*** Records supplied Section Begins ***

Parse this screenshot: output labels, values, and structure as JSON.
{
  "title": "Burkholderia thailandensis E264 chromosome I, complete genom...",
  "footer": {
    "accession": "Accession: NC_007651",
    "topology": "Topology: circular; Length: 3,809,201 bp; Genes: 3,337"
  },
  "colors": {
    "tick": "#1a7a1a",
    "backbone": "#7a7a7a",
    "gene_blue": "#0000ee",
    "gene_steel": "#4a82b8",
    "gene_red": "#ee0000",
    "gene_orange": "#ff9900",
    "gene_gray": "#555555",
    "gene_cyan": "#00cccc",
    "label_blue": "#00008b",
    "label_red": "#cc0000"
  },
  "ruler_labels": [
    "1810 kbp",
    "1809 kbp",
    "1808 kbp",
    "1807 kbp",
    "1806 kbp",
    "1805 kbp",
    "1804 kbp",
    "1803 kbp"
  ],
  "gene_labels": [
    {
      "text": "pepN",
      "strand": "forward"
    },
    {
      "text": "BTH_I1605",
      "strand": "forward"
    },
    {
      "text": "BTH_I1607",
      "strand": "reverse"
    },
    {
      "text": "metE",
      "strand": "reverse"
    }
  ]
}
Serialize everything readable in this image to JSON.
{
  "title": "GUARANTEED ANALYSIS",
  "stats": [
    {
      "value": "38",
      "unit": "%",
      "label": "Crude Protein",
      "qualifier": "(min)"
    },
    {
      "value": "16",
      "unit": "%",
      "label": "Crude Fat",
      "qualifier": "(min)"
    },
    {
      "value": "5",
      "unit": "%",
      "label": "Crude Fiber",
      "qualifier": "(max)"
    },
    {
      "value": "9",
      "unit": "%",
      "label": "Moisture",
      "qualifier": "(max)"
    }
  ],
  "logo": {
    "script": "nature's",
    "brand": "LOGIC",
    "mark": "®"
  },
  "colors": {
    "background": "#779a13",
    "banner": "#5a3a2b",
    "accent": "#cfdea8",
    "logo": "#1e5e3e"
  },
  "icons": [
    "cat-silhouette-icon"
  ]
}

*** Records supplied Section Ends ***

* **Task**: Retype the entries word for word.

* **Exercise result**:
Parse this screenshot: output labels, values, and structure as JSON.
{
  "title": "Burkholderia thailandensis E264 chromosome I, complete genom...",
  "footer": {
    "accession": "Accession: NC_007651",
    "topology": "Topology: circular; Length: 3,809,201 bp; Genes: 3,337"
  },
  "colors": {
    "tick": "#1a7a1a",
    "backbone": "#7a7a7a",
    "gene_blue": "#0000ee",
    "gene_steel": "#4a82b8",
    "gene_red": "#ee0000",
    "gene_orange": "#ff9900",
    "gene_gray": "#555555",
    "gene_cyan": "#00cccc",
    "label_blue": "#00008b",
    "label_red": "#cc0000"
  },
  "ruler_labels": [
    "1810 kbp",
    "1809 kbp",
    "1808 kbp",
    "1807 kbp",
    "1806 kbp",
    "1805 kbp",
    "1804 kbp",
    "1803 kbp"
  ],
  "gene_labels": [
    {
      "text": "pepN",
      "strand": "forward"
    },
    {
      "text": "BTH_I1605",
      "strand": "forward"
    },
    {
      "text": "BTH_I1607",
      "strand": "reverse"
    },
    {
      "text": "metE",
      "strand": "reverse"
    }
  ]
}
Serialize everything readable in this image to JSON.
{
  "title": "GUARANTEED ANALYSIS",
  "stats": [
    {
      "value": "38",
      "unit": "%",
      "label": "Crude Protein",
      "qualifier": "(min)"
    },
    {
      "value": "16",
      "unit": "%",
      "label": "Crude Fat",
      "qualifier": "(min)"
    },
    {
      "value": "5",
      "unit": "%",
      "label": "Crude Fiber",
      "qualifier": "(max)"
    },
    {
      "value": "9",
      "unit": "%",
      "label": "Moisture",
      "qualifier": "(max)"
    }
  ],
  "logo": {
    "script": "nature's",
    "brand": "LOGIC",
    "mark": "®"
  },
  "colors": {
    "background": "#779a13",
    "banner": "#5a3a2b",
    "accent": "#cfdea8",
    "logo": "#1e5e3e"
  },
  "icons": [
    "cat-silhouette-icon"
  ]
}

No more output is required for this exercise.